## Begin Stored records

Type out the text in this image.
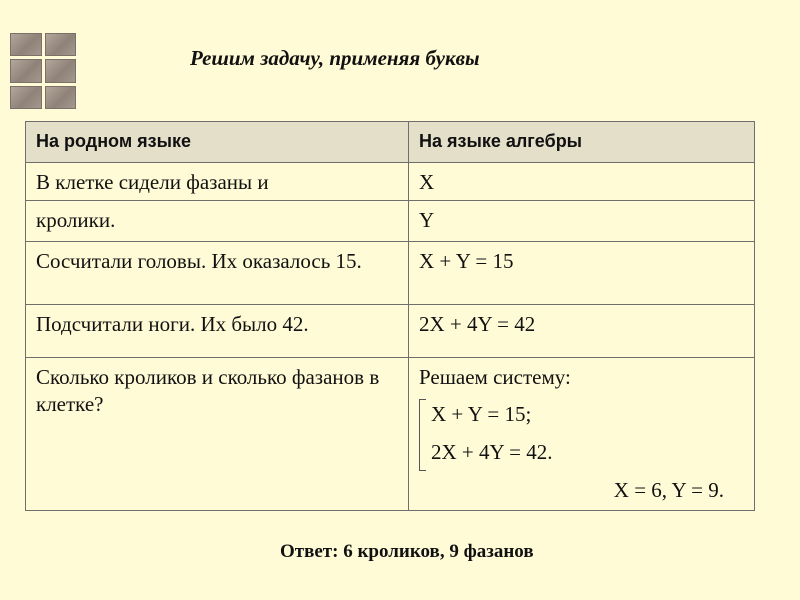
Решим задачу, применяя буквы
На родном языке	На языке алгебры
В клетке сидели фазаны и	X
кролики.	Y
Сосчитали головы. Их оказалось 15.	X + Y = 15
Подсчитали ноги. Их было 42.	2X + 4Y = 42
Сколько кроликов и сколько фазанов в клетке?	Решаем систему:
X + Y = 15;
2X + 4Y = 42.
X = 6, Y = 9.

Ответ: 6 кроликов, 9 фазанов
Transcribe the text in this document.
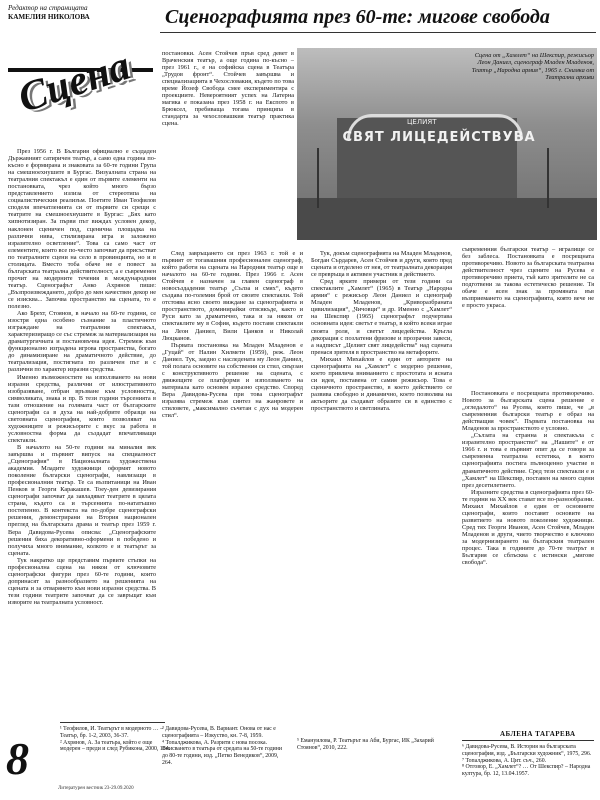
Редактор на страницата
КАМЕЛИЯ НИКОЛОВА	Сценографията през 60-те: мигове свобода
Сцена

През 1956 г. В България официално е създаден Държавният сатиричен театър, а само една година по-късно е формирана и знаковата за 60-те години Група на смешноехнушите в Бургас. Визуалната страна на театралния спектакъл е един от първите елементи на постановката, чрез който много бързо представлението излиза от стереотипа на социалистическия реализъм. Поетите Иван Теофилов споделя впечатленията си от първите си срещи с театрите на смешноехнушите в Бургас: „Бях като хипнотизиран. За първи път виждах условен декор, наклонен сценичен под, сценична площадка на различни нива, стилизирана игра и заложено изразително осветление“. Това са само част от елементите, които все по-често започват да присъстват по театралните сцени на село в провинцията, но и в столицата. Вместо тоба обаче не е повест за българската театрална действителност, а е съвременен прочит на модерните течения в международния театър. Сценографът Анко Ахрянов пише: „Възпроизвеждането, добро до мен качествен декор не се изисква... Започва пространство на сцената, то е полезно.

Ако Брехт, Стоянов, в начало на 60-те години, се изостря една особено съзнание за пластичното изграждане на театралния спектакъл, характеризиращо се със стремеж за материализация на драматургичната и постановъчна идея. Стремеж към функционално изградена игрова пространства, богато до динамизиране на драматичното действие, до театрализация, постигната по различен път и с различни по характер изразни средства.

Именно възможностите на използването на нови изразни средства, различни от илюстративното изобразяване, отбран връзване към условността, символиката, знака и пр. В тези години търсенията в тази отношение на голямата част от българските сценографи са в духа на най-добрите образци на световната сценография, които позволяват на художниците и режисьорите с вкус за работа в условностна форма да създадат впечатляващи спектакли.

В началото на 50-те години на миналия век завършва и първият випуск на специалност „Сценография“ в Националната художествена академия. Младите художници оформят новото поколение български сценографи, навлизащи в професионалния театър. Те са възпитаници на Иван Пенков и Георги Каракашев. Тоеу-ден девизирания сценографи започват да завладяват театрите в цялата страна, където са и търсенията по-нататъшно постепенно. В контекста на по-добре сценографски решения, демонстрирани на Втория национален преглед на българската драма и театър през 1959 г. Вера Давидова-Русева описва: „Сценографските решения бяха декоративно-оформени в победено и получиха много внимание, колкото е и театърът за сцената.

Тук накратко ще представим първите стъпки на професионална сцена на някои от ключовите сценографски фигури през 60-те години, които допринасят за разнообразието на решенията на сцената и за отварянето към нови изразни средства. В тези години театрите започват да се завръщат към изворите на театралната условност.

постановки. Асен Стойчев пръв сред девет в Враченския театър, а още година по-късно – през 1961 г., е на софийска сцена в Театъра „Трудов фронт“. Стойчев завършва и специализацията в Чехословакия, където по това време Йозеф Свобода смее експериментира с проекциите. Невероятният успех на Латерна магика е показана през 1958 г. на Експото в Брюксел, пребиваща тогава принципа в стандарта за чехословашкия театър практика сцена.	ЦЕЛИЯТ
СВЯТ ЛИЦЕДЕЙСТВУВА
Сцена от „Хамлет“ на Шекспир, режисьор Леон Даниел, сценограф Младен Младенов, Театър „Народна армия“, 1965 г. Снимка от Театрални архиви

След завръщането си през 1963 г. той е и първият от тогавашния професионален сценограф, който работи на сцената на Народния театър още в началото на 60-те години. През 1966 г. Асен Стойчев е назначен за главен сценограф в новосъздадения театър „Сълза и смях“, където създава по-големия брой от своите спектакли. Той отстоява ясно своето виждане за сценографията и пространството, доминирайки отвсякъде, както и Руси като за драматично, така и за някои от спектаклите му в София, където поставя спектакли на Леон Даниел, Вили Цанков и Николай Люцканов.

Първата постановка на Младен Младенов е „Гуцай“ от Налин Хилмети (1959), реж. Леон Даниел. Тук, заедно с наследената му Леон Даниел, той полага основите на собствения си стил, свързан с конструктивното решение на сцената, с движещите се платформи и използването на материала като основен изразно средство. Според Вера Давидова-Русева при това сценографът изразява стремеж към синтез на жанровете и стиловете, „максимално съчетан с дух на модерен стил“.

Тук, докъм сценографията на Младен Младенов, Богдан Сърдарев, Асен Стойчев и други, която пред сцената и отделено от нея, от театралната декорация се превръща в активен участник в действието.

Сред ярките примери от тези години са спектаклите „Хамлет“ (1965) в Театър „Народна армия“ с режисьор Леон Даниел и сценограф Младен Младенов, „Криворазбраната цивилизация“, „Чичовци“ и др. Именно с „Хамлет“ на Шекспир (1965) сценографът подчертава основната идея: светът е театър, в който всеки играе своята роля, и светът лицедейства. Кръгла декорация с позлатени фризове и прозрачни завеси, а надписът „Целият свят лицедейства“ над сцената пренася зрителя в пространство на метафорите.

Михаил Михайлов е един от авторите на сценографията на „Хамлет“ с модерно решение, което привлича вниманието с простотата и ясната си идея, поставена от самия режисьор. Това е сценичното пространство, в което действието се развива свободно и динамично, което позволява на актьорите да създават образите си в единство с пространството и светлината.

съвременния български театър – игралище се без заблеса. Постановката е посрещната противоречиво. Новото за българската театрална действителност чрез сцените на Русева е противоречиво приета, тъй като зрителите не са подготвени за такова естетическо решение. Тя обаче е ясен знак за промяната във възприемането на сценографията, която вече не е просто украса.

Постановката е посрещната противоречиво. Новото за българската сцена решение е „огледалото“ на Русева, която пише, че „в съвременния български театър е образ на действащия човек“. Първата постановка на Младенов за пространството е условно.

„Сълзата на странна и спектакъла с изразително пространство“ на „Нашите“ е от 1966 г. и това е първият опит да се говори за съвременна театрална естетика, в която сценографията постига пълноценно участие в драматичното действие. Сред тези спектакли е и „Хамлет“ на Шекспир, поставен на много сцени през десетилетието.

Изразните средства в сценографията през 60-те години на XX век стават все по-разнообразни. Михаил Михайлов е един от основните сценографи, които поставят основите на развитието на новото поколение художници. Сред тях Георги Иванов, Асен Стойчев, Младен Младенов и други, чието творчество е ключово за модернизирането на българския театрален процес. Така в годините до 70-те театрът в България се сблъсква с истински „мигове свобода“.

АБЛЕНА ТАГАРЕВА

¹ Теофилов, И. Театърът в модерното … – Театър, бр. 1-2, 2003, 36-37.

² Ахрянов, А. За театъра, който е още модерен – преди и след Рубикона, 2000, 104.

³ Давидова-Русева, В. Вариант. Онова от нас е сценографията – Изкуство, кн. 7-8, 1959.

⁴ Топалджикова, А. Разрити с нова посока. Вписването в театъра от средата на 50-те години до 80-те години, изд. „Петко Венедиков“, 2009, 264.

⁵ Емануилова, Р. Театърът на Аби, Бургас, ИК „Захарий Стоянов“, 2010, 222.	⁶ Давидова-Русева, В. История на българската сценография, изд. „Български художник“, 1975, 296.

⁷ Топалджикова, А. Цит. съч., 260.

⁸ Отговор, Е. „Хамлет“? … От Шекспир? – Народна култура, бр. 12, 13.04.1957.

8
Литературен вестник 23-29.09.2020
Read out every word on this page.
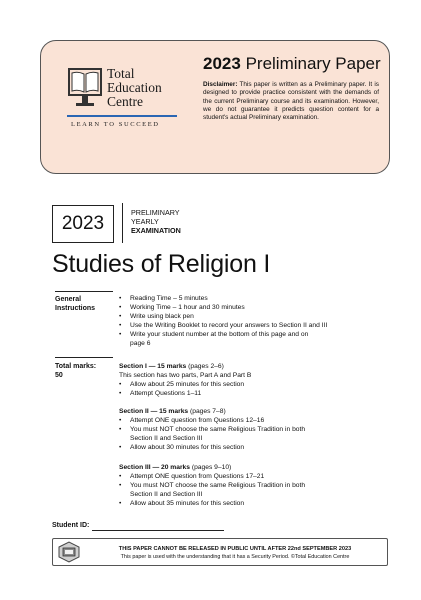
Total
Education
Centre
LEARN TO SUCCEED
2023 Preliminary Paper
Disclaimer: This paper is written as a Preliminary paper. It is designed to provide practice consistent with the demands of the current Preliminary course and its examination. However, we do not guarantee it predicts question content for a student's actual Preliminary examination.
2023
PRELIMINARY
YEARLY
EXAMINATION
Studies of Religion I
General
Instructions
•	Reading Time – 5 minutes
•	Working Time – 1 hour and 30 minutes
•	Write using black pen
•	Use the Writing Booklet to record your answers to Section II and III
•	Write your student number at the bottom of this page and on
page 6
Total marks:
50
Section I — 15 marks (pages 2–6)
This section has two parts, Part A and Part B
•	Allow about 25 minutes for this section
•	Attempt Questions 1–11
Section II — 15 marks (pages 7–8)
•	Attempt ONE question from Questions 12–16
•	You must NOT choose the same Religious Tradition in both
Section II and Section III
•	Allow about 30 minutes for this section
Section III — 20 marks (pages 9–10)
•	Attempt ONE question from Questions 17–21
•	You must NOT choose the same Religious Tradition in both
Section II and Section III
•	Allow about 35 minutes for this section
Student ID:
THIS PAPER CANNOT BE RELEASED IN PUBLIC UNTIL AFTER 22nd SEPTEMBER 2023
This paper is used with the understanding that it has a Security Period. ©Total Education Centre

## End Stored records

Identify the lines in the entries above that contain "фазанов", then copy them out.

Сколько кроликов и сколько фазанов в клетке?	Решаем систему:
Ответ: 6 кроликов, 9 фазанов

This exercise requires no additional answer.